> _COMPITO DA SVOLGERE_: Continua la recensione dei dischi metal riportata più avanti, riprendendo subito dopo la sua ultima frase.

> _TESTO DA LEGGERE_:
● ● ● ● ● ● ●

Tre dischi di acciaio temprato per sbudellare i nemici: Riders of Rohan, Clarent Blade e Jack Starr

Siete anche voi entusiasti di quella cosa con gli elfi dall’aria esotica che stanno dando in tv ora? Oppure la state evitando come la peste? Se la risposta è la seconda abbiamo una bellissima sorpresa: un gruppo il cui motto è resistere, resistere, resistere in tutto e per tutto. Per prima cosa alle orrende operazioni alla Disney Channel che al momento si stanno concentrando sulla distruzione dell’opera del prof. Tolkien, come seconda cosa agli stili musicali degli ultimi quaranta anni circa, essendone i RIDERS OF ROHAN totalmente immuni e preferendo assestarsi su uno stile NWOBHM prima fase (quella dei primissimi Saxon, Ethel the Frog, Sledgehammer, Angel Witch ecc, per intenderci). Avrete intuito tutto dal nome di questa banda e guardandone la copertina dell’album.
Dobbiamo ringraziare Crypt of the Wizard, negozio specializzato dell’East End londinese nonché etichetta discografica, che si è fatto promotore di questo debutto su disco della band di Goteborg.
La ricetta è semplice: artwork in stile Frazetta, tematiche quanto più filologicamente legate all’opera tolkieniana e una manciata di canzoni che spaccano e sulle quali Neal Kay o Tommy Vance avrebbero probabilmente sbavato nel 1980. Devo ammettere di essermi ritrovato anche abbastanza spesso, ultimamente, ad ascoltare le undici tracce contenute su questo omonimo debutto, che trovate comodamente su Bandcamp. Stupiscono la freschezza, nonostante il genere vintage per definizione, e una cover che definire geniale sarebbe riduttivo, ovvero Black Diamond dei Kiss riadattata per l’occasione in Black Rider, ascoltare per credere.
Proseguiamo questa rassegna di cappa e spada con un gruppo che ho trovato per pura fortuna su Bandcamp (sempre lui, il sig. Bandcamp!) ovvero i CLARENT BLADE e il loro Return into Forever, per ora unico e convincente album di questa banda sconosciuta proveniente ancora una volta dalla possente scuola greca dell’acciaio. Scuola che quest’anno ha dato luce anche all’ultimo album dei fieri Validor, ancora una volta una conferma delle qualità degli ateniesi. Ateniesi sono appunto anche i Clarent Blade, i quali fanno della spontaneità la loro arma vincente e, pur non essendo raffinati nei suoni come i loro colleghi e concittadini di cui sopra, colpiscono per la loro vena epica e rocciosa, con la voce di Ayloss, uomo solo al comando e già mente pensante dietro agli Spectral Lore. Rocciosi mid-tempo seguiti da improvvise cavalcate che certamente non portano sconvolgenti novità in un genere coi suoi canovacci tipici e regolamenti ben precisi ma che, in questo caso specifico, non potrà non convincere gli estimatori di questo tipo di sonorità per genuinità e devozione alla causa. Epic metal molto “operistico” e suggestivo, non solo duro e pesante, paradigma del quale possiamo considerare la traccia di apertura, The Book of All and None, con l’incedere tipico del genere e l’inserto centrale molto evocativo e melodico, prima della ripresa. Concettualmente magari un po’ ruspante e ruvido per alcuni, ma per chi del metallo epico apprezza l’essenza vera è un ascolto dovuto.

● ● ● ● ● ● ●

> _DATI FORNITI_:
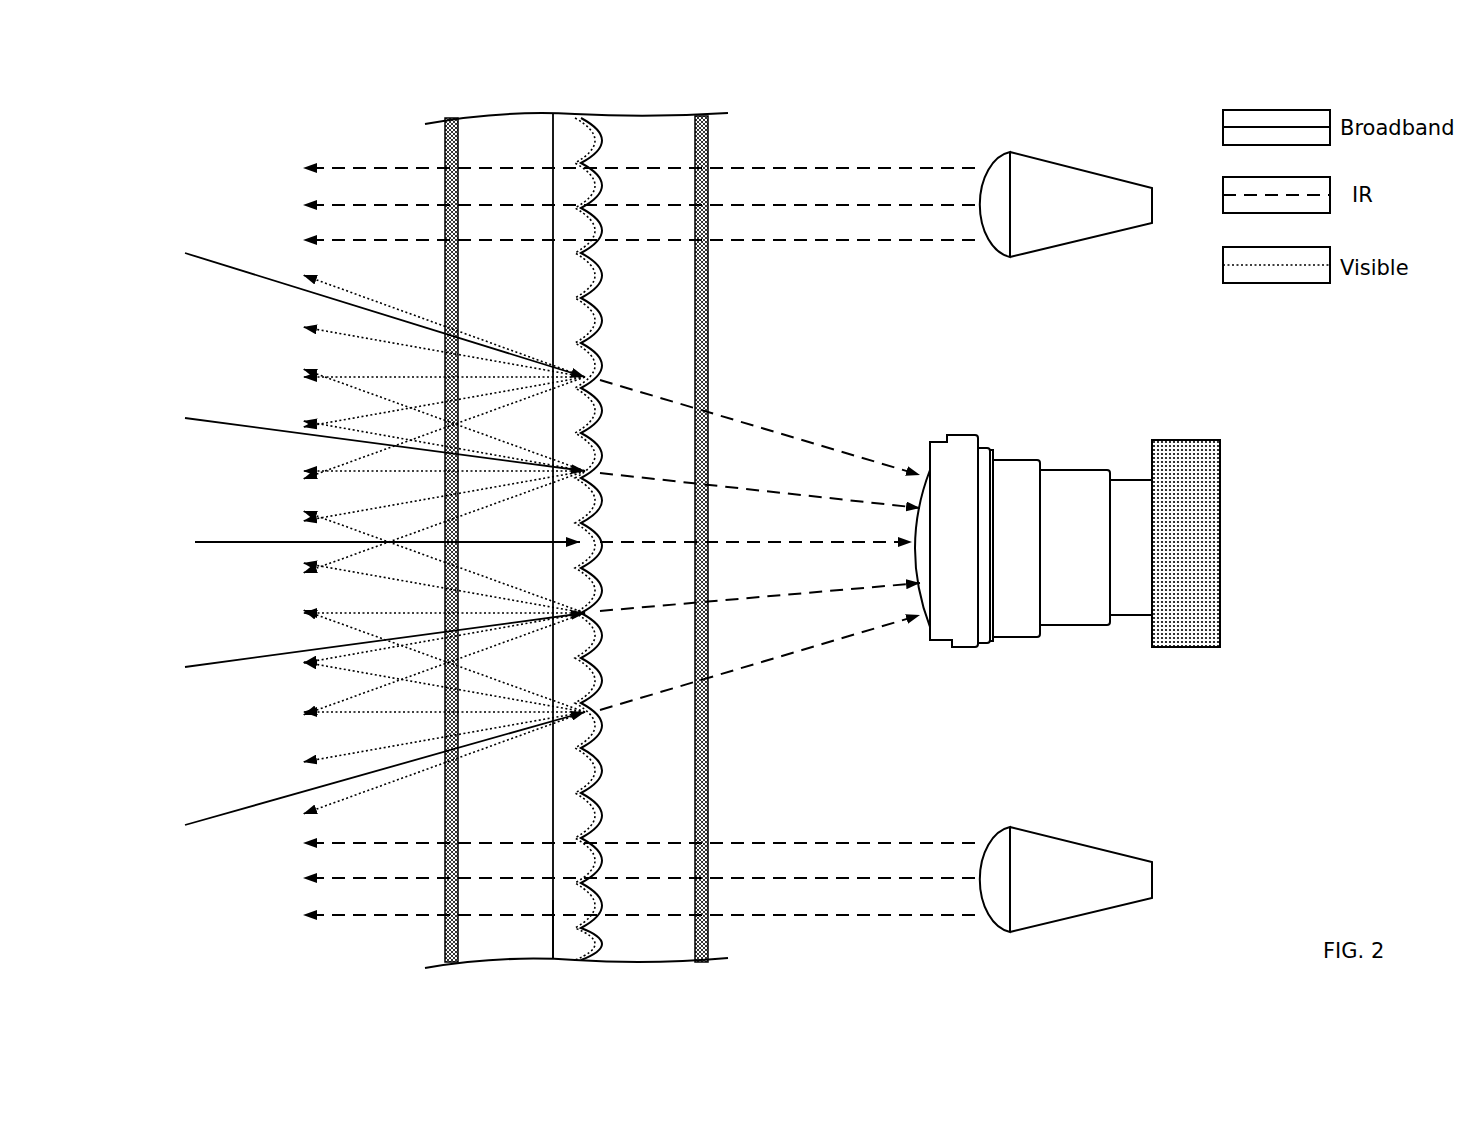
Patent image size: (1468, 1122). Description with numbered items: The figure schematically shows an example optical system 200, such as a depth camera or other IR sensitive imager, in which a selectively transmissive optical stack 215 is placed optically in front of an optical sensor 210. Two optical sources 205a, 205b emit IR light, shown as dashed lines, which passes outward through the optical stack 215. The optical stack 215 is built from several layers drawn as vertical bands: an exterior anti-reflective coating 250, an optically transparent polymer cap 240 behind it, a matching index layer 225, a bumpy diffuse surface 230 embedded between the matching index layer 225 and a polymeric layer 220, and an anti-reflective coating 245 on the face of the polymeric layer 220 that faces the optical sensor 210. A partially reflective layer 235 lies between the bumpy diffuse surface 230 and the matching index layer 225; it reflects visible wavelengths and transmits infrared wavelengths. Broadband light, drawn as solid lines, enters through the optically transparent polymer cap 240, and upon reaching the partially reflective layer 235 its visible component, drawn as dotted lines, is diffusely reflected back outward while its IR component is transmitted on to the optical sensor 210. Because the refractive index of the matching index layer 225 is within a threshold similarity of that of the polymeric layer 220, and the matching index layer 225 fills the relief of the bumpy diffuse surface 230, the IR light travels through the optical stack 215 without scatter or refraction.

The optical system 200 is at (166, 97).
The optical stack 215 is at (442, 97).
The partially reflective layer 235 is at (577, 141).
The bumpy diffuse surface 230 is at (606, 141).
The optically transparent polymer cap 240 is at (519, 536).
The polymeric layer 220 is at (655, 597).
The anti-reflective coating 250 is at (445, 932).
The anti-reflective coating 245 is at (708, 932).
The matching index layer 225 is at (568, 947).
The optical source 205a is at (1066, 204).
The optical source 205b is at (1066, 879).
The optical sensor 210 is at (1068, 421).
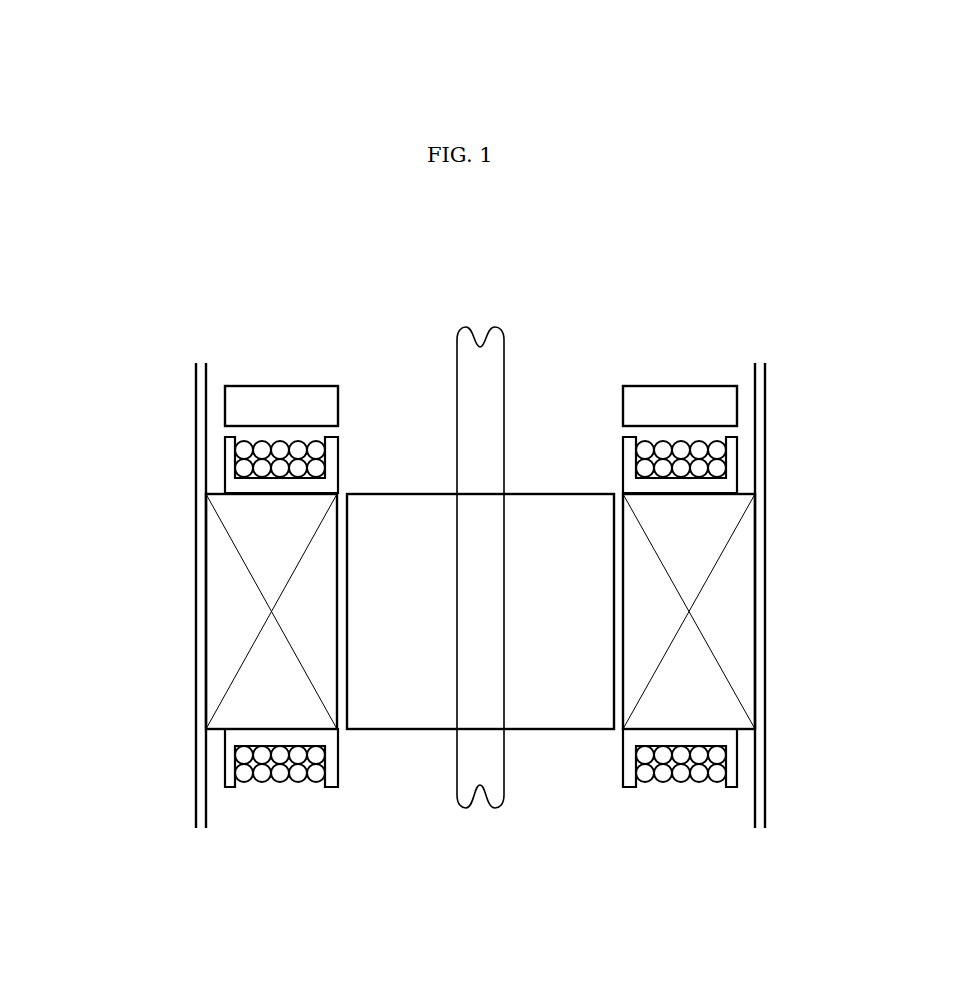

● ● ● ● ● ● ●

> _RISPOSTA AL COMPITO_:
Ed eccoci ad un’uscita molto attesa, per lo meno da parte del sottoscritto, ma immagino pure per tutti gli amanti di doppie casse, voci al fulmicotone e riff roboanti: l’ultimo album di JACK STARR con i suoi Burning Starr.
Eravamo rimasti al precedente Stand Your Ground, una vera e propria lezione di heavy metal fatta da professoroni quali appunto il chitarrista franco-americano, il possente Rhino dietro le pelli e il prodigioso Todd Michael Hall al microfono. Di acqua ne è passata sotto i ponti dal 2017, anno in cui uscì quel disco, che è pure uno dei migliori dischi di heavy metal degli ultimi dieci anni, e alcune cose sono cambiate. Todd Michael Hall per esempio non c’è più. Al suo posto troviamo l’altrettanto talentuoso Alex Panza (!) a completare la formazione che ancora una volta vede una sezione ritmica con Rhino e il bassista Ned Meloni.
Non voglio prendervi in giro: dopo un livello di ispirazione raro come quello raggiunto sul precedente disco, se questo Souls of the Innocent fosse bello anche la metà di quell’altro sarebbe potuta essere considerata come una vittoria su tutti i fronti. Ed infatti il disco è meno bello di quell’altro ma convince sempre. I riff e le melodie di Jack Starr sono un po’ meno memorabili di quelle di Stand your Ground, che si ricordano anche a distanza di anni, ma ciò non toglie che siano di qualità pregiata. E che i suoni siano stupendi, quasi dimenticavo.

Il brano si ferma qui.